___ Supplied data

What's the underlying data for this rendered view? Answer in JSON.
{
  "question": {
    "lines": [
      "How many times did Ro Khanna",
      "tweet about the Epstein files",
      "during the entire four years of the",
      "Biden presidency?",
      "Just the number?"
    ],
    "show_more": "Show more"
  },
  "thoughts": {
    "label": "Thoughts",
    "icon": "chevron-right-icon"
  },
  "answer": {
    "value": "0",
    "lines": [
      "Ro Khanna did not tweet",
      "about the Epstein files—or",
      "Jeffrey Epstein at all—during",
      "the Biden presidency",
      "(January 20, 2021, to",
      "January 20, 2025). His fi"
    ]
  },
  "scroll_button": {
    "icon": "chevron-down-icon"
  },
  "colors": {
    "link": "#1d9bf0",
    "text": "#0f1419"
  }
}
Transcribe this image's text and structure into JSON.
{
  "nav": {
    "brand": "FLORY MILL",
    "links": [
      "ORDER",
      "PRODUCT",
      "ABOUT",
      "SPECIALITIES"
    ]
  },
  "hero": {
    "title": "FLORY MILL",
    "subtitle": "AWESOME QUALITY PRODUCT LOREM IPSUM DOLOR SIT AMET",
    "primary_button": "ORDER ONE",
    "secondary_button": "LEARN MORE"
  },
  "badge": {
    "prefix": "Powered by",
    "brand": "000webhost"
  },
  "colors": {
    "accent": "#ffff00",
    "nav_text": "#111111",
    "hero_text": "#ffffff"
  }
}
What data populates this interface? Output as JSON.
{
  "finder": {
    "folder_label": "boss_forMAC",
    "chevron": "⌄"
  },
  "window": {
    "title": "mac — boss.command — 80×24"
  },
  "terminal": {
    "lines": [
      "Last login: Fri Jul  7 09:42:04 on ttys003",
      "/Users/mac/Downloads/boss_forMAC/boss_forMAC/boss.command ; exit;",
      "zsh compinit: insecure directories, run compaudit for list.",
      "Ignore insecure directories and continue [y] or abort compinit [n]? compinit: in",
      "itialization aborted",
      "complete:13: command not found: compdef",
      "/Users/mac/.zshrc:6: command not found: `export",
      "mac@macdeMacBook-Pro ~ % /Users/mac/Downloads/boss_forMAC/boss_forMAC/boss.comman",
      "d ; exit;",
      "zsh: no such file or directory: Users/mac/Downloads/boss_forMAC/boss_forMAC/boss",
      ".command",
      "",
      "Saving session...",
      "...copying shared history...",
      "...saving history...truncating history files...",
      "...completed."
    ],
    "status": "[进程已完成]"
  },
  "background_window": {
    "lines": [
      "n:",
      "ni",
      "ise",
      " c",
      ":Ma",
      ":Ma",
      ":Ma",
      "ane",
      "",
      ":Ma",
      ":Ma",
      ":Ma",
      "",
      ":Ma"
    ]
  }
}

______

* **What is being asked**
Using the entries above, return each line that includes the word "directories".

* **Answer to the problem**
      "zsh compinit: insecure directories, run compaudit for list.",
      "Ignore insecure directories and continue [y] or abort compinit [n]? compinit: in",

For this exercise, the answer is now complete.